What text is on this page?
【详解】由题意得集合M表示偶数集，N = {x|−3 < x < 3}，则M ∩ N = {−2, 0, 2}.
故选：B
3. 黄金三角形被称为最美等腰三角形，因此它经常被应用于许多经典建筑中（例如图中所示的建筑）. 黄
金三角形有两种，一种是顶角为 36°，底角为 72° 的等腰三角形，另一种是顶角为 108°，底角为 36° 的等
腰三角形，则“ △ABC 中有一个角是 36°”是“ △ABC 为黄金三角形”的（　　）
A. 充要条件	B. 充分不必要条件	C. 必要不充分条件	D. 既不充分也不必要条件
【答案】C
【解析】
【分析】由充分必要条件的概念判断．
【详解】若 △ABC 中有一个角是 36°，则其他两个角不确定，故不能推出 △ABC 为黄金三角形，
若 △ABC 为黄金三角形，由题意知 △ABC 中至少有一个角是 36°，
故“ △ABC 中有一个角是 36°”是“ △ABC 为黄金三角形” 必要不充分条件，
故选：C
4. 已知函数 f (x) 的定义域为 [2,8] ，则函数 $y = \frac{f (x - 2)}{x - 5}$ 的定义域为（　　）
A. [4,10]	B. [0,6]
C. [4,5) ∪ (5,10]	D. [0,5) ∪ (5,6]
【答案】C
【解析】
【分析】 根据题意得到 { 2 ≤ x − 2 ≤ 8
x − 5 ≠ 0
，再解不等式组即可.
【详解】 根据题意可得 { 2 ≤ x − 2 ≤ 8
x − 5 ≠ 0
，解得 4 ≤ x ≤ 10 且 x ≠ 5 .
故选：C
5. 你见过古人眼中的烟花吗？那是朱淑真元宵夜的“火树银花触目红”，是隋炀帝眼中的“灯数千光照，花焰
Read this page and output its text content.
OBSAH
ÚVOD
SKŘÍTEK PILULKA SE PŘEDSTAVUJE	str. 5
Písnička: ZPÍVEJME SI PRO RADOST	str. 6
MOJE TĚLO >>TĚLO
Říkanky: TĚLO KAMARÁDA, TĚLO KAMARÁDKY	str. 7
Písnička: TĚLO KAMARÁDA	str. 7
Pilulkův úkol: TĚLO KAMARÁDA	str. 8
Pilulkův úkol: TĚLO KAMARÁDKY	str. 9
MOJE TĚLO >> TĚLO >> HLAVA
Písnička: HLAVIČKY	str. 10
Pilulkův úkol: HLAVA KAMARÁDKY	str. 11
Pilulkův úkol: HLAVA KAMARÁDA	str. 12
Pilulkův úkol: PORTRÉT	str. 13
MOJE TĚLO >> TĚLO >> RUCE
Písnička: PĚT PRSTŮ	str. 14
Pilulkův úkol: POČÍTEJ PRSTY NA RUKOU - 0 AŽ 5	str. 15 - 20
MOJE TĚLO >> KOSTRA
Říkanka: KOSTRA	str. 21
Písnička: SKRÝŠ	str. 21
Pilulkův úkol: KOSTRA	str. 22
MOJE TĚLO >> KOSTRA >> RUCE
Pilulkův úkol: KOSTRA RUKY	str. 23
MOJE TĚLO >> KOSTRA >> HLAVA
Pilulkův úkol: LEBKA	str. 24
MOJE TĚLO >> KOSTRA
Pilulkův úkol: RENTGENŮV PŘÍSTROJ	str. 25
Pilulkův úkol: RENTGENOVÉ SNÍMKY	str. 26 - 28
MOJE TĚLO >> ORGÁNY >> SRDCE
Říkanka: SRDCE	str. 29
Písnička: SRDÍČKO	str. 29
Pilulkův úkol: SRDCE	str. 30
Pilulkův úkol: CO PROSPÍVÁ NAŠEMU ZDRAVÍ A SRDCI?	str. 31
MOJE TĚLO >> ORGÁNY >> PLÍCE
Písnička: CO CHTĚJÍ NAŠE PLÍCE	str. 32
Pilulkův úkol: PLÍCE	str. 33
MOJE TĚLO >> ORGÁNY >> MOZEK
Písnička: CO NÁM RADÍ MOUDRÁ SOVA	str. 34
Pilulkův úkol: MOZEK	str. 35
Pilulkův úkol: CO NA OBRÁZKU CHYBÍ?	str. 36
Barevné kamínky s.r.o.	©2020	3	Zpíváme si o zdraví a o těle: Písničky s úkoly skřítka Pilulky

++++++++++

What is required
Point out every line holding the string "RUCE" and copy it.

Exercise solution
MOJE TĚLO >> TĚLO >> RUCE
MOJE TĚLO >> KOSTRA >> RUCE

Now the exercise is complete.